>>>>
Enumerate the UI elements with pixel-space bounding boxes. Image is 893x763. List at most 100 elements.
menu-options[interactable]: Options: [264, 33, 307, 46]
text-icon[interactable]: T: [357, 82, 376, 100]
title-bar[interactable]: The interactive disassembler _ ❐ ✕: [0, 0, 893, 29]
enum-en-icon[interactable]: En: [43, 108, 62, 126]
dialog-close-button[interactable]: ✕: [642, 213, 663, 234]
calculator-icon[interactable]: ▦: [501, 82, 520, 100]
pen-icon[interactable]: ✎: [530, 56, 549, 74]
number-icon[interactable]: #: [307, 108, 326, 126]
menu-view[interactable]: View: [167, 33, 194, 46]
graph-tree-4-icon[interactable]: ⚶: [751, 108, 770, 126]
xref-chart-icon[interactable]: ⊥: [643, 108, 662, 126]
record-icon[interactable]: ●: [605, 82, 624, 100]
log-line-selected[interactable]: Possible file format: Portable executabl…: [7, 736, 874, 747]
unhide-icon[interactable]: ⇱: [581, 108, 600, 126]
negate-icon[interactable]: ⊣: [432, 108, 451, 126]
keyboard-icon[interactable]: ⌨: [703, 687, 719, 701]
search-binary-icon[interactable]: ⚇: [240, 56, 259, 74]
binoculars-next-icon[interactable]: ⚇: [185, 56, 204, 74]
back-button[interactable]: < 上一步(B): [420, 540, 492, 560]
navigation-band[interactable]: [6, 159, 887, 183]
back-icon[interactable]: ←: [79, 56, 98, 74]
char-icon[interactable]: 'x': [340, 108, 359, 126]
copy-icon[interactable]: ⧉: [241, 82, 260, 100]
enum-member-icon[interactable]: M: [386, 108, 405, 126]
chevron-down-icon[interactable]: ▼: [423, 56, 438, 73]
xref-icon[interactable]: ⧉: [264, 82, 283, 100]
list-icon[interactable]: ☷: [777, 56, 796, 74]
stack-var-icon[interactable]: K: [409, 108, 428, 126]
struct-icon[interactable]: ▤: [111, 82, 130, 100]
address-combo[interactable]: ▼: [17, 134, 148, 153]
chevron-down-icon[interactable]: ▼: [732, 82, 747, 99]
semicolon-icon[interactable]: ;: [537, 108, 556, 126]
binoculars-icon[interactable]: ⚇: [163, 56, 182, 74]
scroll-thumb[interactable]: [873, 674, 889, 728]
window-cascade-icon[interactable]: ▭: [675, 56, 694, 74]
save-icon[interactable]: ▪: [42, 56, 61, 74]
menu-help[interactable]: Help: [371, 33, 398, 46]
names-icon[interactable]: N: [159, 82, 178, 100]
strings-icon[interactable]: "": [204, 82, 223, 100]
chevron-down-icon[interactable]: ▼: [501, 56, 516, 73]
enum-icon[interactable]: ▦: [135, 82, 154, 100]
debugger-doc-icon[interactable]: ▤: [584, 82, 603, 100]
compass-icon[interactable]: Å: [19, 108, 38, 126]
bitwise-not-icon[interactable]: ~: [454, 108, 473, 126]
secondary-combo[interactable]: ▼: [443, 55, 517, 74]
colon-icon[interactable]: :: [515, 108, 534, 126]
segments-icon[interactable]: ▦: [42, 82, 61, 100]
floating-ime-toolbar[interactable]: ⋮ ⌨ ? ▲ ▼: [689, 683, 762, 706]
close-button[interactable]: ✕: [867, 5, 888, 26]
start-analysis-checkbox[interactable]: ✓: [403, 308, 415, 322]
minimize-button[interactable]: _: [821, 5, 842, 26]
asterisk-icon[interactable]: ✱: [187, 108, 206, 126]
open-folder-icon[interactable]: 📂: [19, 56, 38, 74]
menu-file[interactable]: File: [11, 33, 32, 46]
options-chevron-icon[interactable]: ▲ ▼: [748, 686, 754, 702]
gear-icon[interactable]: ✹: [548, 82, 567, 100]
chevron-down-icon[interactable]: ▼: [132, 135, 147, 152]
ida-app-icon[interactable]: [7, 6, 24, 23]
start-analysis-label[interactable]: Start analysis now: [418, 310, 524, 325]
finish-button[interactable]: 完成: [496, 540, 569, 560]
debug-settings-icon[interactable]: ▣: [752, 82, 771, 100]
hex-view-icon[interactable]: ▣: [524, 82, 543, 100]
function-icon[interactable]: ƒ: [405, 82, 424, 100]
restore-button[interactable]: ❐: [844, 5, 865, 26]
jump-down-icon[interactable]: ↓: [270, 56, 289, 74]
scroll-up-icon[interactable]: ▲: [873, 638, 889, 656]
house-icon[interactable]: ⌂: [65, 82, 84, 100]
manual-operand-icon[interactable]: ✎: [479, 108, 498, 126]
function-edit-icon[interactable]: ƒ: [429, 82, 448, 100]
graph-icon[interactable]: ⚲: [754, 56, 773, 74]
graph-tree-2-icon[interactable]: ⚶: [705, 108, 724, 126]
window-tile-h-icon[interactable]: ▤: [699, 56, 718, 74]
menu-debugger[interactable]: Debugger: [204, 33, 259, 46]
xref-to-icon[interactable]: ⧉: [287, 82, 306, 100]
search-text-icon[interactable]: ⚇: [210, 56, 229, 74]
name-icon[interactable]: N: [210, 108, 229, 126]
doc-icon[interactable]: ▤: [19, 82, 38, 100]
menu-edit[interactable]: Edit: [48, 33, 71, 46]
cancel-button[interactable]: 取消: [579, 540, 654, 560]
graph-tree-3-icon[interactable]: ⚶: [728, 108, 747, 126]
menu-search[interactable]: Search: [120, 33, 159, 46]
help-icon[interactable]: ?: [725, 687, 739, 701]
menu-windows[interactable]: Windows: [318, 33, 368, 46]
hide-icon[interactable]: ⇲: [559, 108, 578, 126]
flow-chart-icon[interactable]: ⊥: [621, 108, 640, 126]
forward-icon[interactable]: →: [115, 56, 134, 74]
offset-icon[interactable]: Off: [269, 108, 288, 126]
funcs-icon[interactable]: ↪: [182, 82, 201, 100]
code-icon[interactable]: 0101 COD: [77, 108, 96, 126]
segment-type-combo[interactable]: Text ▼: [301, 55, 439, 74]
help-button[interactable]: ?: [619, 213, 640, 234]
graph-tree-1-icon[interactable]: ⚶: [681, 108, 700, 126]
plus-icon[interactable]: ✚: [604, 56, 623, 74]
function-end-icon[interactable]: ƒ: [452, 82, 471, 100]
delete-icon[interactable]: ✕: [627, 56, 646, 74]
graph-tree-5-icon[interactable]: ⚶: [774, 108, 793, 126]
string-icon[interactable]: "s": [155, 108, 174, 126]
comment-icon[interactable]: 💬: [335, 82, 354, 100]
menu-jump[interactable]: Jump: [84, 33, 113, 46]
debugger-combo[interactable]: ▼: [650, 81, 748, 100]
<<<<
> WRITTEN REQUEST
Express every line of the items above as a Markdown table with the columns Row and Line, numbering each row and leaving out any blank lines.

> COMPLETE OUTPUT
| Row | Line |
|---|---|
| 1 | Enumerate the UI elements with pixel-space bounding boxes. Image is 893x763. List at most 100 elements. |
| 2 | menu-options[interactable]: Options: [264, 33, 307, 46] |
| 3 | text-icon[interactable]: T: [357, 82, 376, 100] |
| 4 | title-bar[interactable]: The interactive disassembler _ ❐ ✕: [0, 0, 893, 29] |
| 5 | enum-en-icon[interactable]: En: [43, 108, 62, 126] |
| 6 | dialog-close-button[interactable]: ✕: [642, 213, 663, 234] |
| 7 | calculator-icon[interactable]: ▦: [501, 82, 520, 100] |
| 8 | pen-icon[interactable]: ✎: [530, 56, 549, 74] |
| 9 | number-icon[interactable]: #: [307, 108, 326, 126] |
| 10 | menu-view[interactable]: View: [167, 33, 194, 46] |
| 11 | graph-tree-4-icon[interactable]: ⚶: [751, 108, 770, 126] |
| 12 | xref-chart-icon[interactable]: ⊥: [643, 108, 662, 126] |
| 13 | record-icon[interactable]: ●: [605, 82, 624, 100] |
| 14 | log-line-selected[interactable]: Possible file format: Portable executabl…: [7, 736, 874, 747] |
| 15 | unhide-icon[interactable]: ⇱: [581, 108, 600, 126] |
| 16 | negate-icon[interactable]: ⊣: [432, 108, 451, 126] |
| 17 | keyboard-icon[interactable]: ⌨: [703, 687, 719, 701] |
| 18 | search-binary-icon[interactable]: ⚇: [240, 56, 259, 74] |
| 19 | binoculars-next-icon[interactable]: ⚇: [185, 56, 204, 74] |
| 20 | back-button[interactable]: < 上一步(B): [420, 540, 492, 560] |
| 21 | navigation-band[interactable]: [6, 159, 887, 183] |
| 22 | back-icon[interactable]: ←: [79, 56, 98, 74] |
| 23 | char-icon[interactable]: 'x': [340, 108, 359, 126] |
| 24 | copy-icon[interactable]: ⧉: [241, 82, 260, 100] |
| 25 | enum-member-icon[interactable]: M: [386, 108, 405, 126] |
| 26 | chevron-down-icon[interactable]: ▼: [423, 56, 438, 73] |
| 27 | xref-icon[interactable]: ⧉: [264, 82, 283, 100] |
| 28 | list-icon[interactable]: ☷: [777, 56, 796, 74] |
| 29 | stack-var-icon[interactable]: K: [409, 108, 428, 126] |
| 30 | struct-icon[interactable]: ▤: [111, 82, 130, 100] |
| 31 | address-combo[interactable]: ▼: [17, 134, 148, 153] |
| 32 | chevron-down-icon[interactable]: ▼: [732, 82, 747, 99] |
| 33 | semicolon-icon[interactable]: ;: [537, 108, 556, 126] |
| 34 | binoculars-icon[interactable]: ⚇: [163, 56, 182, 74] |
| 35 | scroll-thumb[interactable]: [873, 674, 889, 728] |
| 36 | window-cascade-icon[interactable]: ▭: [675, 56, 694, 74] |
| 37 | save-icon[interactable]: ▪: [42, 56, 61, 74] |
| 38 | menu-help[interactable]: Help: [371, 33, 398, 46] |
| 39 | names-icon[interactable]: N: [159, 82, 178, 100] |
| 40 | strings-icon[interactable]: "": [204, 82, 223, 100] |
| 41 | chevron-down-icon[interactable]: ▼: [501, 56, 516, 73] |
| 42 | enum-icon[interactable]: ▦: [135, 82, 154, 100] |
| 43 | debugger-doc-icon[interactable]: ▤: [584, 82, 603, 100] |
| 44 | compass-icon[interactable]: Å: [19, 108, 38, 126] |
| 45 | bitwise-not-icon[interactable]: ~: [454, 108, 473, 126] |
| 46 | secondary-combo[interactable]: ▼: [443, 55, 517, 74] |
| 47 | colon-icon[interactable]: :: [515, 108, 534, 126] |
| 48 | segments-icon[interactable]: ▦: [42, 82, 61, 100] |
| 49 | floating-ime-toolbar[interactable]: ⋮ ⌨ ? ▲ ▼: [689, 683, 762, 706] |
| 50 | close-button[interactable]: ✕: [867, 5, 888, 26] |
| 51 | start-analysis-checkbox[interactable]: ✓: [403, 308, 415, 322] |
| 52 | minimize-button[interactable]: _: [821, 5, 842, 26] |
| 53 | asterisk-icon[interactable]: ✱: [187, 108, 206, 126] |
| 54 | open-folder-icon[interactable]: 📂: [19, 56, 38, 74] |
| 55 | menu-file[interactable]: File: [11, 33, 32, 46] |
| 56 | options-chevron-icon[interactable]: ▲ ▼: [748, 686, 754, 702] |
| 57 | gear-icon[interactable]: ✹: [548, 82, 567, 100] |
| 58 | chevron-down-icon[interactable]: ▼: [132, 135, 147, 152] |
| 59 | ida-app-icon[interactable]: [7, 6, 24, 23] |
| 60 | start-analysis-label[interactable]: Start analysis now: [418, 310, 524, 325] |
| 61 | finish-button[interactable]: 完成: [496, 540, 569, 560] |
| 62 | debug-settings-icon[interactable]: ▣: [752, 82, 771, 100] |
| 63 | hex-view-icon[interactable]: ▣: [524, 82, 543, 100] |
| 64 | function-icon[interactable]: ƒ: [405, 82, 424, 100] |
| 65 | restore-button[interactable]: ❐: [844, 5, 865, 26] |
| 66 | jump-down-icon[interactable]: ↓: [270, 56, 289, 74] |
| 67 | scroll-up-icon[interactable]: ▲: [873, 638, 889, 656] |
| 68 | house-icon[interactable]: ⌂: [65, 82, 84, 100] |
| 69 | manual-operand-icon[interactable]: ✎: [479, 108, 498, 126] |
| 70 | function-edit-icon[interactable]: ƒ: [429, 82, 448, 100] |
| 71 | graph-icon[interactable]: ⚲: [754, 56, 773, 74] |
| 72 | graph-tree-2-icon[interactable]: ⚶: [705, 108, 724, 126] |
| 73 | window-tile-h-icon[interactable]: ▤: [699, 56, 718, 74] |
| 74 | menu-debugger[interactable]: Debugger: [204, 33, 259, 46] |
| 75 | xref-to-icon[interactable]: ⧉: [287, 82, 306, 100] |
| 76 | search-text-icon[interactable]: ⚇: [210, 56, 229, 74] |
| 77 | name-icon[interactable]: N: [210, 108, 229, 126] |
| 78 | doc-icon[interactable]: ▤: [19, 82, 38, 100] |
| 79 | menu-edit[interactable]: Edit: [48, 33, 71, 46] |
| 80 | cancel-button[interactable]: 取消: [579, 540, 654, 560] |
| 81 | graph-tree-3-icon[interactable]: ⚶: [728, 108, 747, 126] |
| 82 | menu-search[interactable]: Search: [120, 33, 159, 46] |
| 83 | help-icon[interactable]: ?: [725, 687, 739, 701] |
| 84 | menu-windows[interactable]: Windows: [318, 33, 368, 46] |
| 85 | hide-icon[interactable]: ⇲: [559, 108, 578, 126] |
| 86 | flow-chart-icon[interactable]: ⊥: [621, 108, 640, 126] |
| 87 | forward-icon[interactable]: →: [115, 56, 134, 74] |
| 88 | offset-icon[interactable]: Off: [269, 108, 288, 126] |
| 89 | funcs-icon[interactable]: ↪: [182, 82, 201, 100] |
| 90 | code-icon[interactable]: 0101 COD: [77, 108, 96, 126] |
| 91 | segment-type-combo[interactable]: Text ▼: [301, 55, 439, 74] |
| 92 | help-button[interactable]: ?: [619, 213, 640, 234] |
| 93 | graph-tree-1-icon[interactable]: ⚶: [681, 108, 700, 126] |
| 94 | plus-icon[interactable]: ✚: [604, 56, 623, 74] |
| 95 | function-end-icon[interactable]: ƒ: [452, 82, 471, 100] |
| 96 | delete-icon[interactable]: ✕: [627, 56, 646, 74] |
| 97 | graph-tree-5-icon[interactable]: ⚶: [774, 108, 793, 126] |
| 98 | string-icon[interactable]: "s": [155, 108, 174, 126] |
| 99 | comment-icon[interactable]: 💬: [335, 82, 354, 100] |
| 100 | menu-jump[interactable]: Jump: [84, 33, 113, 46] |
| 101 | debugger-combo[interactable]: ▼: [650, 81, 748, 100] |